__What the task requires__: Please quote every line word for word.

A block of data:
════════════════

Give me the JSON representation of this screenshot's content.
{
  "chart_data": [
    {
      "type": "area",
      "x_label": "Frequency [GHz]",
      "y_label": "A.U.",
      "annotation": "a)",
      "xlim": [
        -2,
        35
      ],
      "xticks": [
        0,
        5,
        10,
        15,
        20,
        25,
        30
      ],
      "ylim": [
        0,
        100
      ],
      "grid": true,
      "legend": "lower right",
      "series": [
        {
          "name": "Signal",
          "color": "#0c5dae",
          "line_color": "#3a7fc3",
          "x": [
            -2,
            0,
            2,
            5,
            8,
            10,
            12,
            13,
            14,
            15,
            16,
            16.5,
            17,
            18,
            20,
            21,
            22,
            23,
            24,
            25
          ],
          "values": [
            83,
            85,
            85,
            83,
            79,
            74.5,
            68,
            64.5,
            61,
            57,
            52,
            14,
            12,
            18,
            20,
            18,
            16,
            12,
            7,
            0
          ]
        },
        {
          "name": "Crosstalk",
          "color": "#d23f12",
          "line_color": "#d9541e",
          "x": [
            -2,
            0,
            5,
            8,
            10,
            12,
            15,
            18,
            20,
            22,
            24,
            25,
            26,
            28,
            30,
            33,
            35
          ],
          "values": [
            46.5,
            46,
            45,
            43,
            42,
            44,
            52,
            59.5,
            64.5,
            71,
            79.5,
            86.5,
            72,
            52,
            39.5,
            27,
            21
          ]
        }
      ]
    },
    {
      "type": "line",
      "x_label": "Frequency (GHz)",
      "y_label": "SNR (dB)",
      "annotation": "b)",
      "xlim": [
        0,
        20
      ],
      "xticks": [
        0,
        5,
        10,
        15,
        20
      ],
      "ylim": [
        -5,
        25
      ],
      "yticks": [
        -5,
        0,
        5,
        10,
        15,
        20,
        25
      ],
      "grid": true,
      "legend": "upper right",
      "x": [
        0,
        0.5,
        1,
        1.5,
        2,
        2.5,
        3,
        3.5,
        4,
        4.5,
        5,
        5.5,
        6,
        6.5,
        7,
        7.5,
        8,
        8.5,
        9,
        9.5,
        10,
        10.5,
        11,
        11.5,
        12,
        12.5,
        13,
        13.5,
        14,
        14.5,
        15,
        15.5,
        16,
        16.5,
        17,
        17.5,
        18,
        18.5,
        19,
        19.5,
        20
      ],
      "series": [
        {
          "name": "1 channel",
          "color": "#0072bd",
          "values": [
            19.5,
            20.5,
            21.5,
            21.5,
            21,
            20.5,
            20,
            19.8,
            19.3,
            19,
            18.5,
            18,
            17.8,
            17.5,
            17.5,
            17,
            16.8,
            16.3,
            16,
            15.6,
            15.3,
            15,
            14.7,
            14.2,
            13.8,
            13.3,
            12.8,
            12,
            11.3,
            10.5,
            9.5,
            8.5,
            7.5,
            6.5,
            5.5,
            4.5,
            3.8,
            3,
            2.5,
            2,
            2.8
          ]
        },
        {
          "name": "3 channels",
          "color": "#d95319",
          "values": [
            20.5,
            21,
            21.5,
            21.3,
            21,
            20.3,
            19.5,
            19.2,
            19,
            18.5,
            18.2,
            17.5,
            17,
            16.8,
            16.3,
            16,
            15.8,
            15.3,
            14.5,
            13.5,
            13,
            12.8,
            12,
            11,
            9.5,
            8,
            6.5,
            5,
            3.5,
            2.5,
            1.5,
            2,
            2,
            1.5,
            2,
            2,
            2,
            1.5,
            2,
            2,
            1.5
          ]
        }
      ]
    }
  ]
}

════════════════

__The solution__:
Give me the JSON representation of this screenshot's content.
{
  "chart_data": [
    {
      "type": "area",
      "x_label": "Frequency [GHz]",
      "y_label": "A.U.",
      "annotation": "a)",
      "xlim": [
        -2,
        35
      ],
      "xticks": [
        0,
        5,
        10,
        15,
        20,
        25,
        30
      ],
      "ylim": [
        0,
        100
      ],
      "grid": true,
      "legend": "lower right",
      "series": [
        {
          "name": "Signal",
          "color": "#0c5dae",
          "line_color": "#3a7fc3",
          "x": [
            -2,
            0,
            2,
            5,
            8,
            10,
            12,
            13,
            14,
            15,
            16,
            16.5,
            17,
            18,
            20,
            21,
            22,
            23,
            24,
            25
          ],
          "values": [
            83,
            85,
            85,
            83,
            79,
            74.5,
            68,
            64.5,
            61,
            57,
            52,
            14,
            12,
            18,
            20,
            18,
            16,
            12,
            7,
            0
          ]
        },
        {
          "name": "Crosstalk",
          "color": "#d23f12",
          "line_color": "#d9541e",
          "x": [
            -2,
            0,
            5,
            8,
            10,
            12,
            15,
            18,
            20,
            22,
            24,
            25,
            26,
            28,
            30,
            33,
            35
          ],
          "values": [
            46.5,
            46,
            45,
            43,
            42,
            44,
            52,
            59.5,
            64.5,
            71,
            79.5,
            86.5,
            72,
            52,
            39.5,
            27,
            21
          ]
        }
      ]
    },
    {
      "type": "line",
      "x_label": "Frequency (GHz)",
      "y_label": "SNR (dB)",
      "annotation": "b)",
      "xlim": [
        0,
        20
      ],
      "xticks": [
        0,
        5,
        10,
        15,
        20
      ],
      "ylim": [
        -5,
        25
      ],
      "yticks": [
        -5,
        0,
        5,
        10,
        15,
        20,
        25
      ],
      "grid": true,
      "legend": "upper right",
      "x": [
        0,
        0.5,
        1,
        1.5,
        2,
        2.5,
        3,
        3.5,
        4,
        4.5,
        5,
        5.5,
        6,
        6.5,
        7,
        7.5,
        8,
        8.5,
        9,
        9.5,
        10,
        10.5,
        11,
        11.5,
        12,
        12.5,
        13,
        13.5,
        14,
        14.5,
        15,
        15.5,
        16,
        16.5,
        17,
        17.5,
        18,
        18.5,
        19,
        19.5,
        20
      ],
      "series": [
        {
          "name": "1 channel",
          "color": "#0072bd",
          "values": [
            19.5,
            20.5,
            21.5,
            21.5,
            21,
            20.5,
            20,
            19.8,
            19.3,
            19,
            18.5,
            18,
            17.8,
            17.5,
            17.5,
            17,
            16.8,
            16.3,
            16,
            15.6,
            15.3,
            15,
            14.7,
            14.2,
            13.8,
            13.3,
            12.8,
            12,
            11.3,
            10.5,
            9.5,
            8.5,
            7.5,
            6.5,
            5.5,
            4.5,
            3.8,
            3,
            2.5,
            2,
            2.8
          ]
        },
        {
          "name": "3 channels",
          "color": "#d95319",
          "values": [
            20.5,
            21,
            21.5,
            21.3,
            21,
            20.3,
            19.5,
            19.2,
            19,
            18.5,
            18.2,
            17.5,
            17,
            16.8,
            16.3,
            16,
            15.8,
            15.3,
            14.5,
            13.5,
            13,
            12.8,
            12,
            11,
            9.5,
            8,
            6.5,
            5,
            3.5,
            2.5,
            1.5,
            2,
            2,
            1.5,
            2,
            2,
            2,
            1.5,
            2,
            2,
            1.5
          ]
        }
      ]
    }
  ]
}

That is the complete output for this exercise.